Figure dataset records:

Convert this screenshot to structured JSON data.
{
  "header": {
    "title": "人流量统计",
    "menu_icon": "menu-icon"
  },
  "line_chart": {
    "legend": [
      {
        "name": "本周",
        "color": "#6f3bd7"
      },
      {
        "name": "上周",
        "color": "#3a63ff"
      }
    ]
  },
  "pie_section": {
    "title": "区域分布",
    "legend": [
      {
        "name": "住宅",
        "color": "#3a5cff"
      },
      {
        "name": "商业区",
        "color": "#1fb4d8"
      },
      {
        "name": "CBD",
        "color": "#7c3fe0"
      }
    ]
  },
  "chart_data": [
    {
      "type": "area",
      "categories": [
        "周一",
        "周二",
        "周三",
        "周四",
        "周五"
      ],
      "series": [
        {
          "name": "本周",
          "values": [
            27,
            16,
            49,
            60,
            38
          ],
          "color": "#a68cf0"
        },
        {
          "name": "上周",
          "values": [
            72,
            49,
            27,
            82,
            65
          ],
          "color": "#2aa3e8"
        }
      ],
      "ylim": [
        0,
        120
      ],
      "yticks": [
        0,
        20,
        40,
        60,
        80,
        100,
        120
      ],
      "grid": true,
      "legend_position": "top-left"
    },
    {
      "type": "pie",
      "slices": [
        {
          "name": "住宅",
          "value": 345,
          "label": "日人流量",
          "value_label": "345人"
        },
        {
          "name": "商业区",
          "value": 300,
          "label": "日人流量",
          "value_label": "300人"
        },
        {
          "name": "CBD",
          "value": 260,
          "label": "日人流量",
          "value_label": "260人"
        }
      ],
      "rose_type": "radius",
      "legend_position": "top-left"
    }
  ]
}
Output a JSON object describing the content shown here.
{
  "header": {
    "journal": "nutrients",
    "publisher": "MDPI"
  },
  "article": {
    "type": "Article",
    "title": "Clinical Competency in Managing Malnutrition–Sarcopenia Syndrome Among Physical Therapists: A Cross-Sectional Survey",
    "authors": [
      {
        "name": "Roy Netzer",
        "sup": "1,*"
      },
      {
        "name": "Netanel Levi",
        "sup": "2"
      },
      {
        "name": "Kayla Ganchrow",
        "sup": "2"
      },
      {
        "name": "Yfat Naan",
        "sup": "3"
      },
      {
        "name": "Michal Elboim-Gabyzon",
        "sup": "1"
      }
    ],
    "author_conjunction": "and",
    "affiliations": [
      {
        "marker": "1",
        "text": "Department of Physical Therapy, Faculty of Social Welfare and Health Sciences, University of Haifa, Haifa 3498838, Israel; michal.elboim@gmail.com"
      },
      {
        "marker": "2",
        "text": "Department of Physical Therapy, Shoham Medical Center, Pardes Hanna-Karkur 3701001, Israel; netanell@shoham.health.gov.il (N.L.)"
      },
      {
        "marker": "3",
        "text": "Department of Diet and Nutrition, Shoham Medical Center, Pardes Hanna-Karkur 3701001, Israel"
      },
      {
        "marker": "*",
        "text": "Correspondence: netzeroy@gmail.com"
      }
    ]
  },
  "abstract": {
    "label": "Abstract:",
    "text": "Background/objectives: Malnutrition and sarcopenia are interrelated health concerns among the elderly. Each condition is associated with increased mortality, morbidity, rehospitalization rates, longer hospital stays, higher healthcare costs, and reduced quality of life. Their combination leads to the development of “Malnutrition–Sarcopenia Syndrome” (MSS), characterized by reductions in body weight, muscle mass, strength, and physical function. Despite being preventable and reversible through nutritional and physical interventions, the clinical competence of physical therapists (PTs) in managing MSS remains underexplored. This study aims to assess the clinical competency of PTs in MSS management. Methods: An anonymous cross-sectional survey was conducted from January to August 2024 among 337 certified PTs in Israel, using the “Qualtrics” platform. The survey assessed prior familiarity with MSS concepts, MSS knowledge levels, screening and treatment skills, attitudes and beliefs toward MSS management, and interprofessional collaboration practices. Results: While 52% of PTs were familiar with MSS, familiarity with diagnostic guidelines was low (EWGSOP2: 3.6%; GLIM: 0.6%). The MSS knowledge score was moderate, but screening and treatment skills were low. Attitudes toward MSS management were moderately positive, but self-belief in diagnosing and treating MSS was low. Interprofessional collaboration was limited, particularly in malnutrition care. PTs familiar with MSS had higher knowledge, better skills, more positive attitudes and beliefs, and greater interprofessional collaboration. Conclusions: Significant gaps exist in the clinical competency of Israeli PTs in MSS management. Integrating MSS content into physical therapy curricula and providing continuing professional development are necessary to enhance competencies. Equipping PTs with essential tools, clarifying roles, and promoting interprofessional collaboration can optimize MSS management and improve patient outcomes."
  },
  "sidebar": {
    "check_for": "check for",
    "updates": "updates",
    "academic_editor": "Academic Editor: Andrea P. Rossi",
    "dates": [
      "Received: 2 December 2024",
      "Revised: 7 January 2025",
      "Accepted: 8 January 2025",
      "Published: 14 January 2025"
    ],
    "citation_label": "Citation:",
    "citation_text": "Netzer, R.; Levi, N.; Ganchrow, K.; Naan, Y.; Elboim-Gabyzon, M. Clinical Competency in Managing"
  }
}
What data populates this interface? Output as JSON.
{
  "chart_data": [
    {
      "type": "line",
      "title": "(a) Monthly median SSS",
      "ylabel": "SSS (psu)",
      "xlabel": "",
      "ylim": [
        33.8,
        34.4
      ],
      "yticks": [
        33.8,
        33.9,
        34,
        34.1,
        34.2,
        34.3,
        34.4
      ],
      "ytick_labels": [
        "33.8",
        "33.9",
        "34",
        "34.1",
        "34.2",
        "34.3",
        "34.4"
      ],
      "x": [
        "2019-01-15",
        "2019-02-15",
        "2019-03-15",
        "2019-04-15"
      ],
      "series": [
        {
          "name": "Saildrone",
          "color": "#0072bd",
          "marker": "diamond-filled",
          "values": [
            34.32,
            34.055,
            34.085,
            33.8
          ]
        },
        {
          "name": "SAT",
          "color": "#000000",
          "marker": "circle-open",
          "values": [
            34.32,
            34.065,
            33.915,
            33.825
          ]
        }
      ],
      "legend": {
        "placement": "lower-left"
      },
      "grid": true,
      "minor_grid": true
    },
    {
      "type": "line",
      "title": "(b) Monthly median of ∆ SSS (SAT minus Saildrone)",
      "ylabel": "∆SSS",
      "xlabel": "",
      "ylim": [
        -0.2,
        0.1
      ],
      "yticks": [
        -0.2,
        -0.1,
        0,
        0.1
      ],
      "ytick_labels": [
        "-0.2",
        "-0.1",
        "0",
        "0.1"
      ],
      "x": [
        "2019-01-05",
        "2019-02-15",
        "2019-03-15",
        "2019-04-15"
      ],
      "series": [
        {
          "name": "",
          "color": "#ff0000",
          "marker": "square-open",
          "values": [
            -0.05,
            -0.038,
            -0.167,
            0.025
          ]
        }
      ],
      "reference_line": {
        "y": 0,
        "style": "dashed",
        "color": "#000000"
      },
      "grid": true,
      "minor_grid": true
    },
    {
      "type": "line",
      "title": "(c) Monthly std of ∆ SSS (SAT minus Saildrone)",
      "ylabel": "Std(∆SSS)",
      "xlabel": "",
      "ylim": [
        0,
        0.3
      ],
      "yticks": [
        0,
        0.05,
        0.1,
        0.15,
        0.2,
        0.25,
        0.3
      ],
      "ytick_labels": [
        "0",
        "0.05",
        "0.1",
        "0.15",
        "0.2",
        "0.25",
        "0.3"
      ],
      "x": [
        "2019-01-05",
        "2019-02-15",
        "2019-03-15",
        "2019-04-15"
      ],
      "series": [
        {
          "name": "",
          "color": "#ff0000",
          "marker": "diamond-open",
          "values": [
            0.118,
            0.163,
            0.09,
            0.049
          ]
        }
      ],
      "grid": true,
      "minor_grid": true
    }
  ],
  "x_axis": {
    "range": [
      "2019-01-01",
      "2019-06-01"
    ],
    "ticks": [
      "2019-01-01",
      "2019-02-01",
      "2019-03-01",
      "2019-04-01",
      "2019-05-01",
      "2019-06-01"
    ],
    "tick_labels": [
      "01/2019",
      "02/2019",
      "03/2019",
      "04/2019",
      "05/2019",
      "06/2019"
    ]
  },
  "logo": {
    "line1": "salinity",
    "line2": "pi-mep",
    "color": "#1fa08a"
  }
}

__Direction__
Return all lines with the word "Karkur" in them.

__Response to the task__
        "text": "Department of Physical Therapy, Shoham Medical Center, Pardes Hanna-Karkur 3701001, Israel; netanell@shoham.health.gov.il (N.L.)"
        "text": "Department of Diet and Nutrition, Shoham Medical Center, Pardes Hanna-Karkur 3701001, Israel"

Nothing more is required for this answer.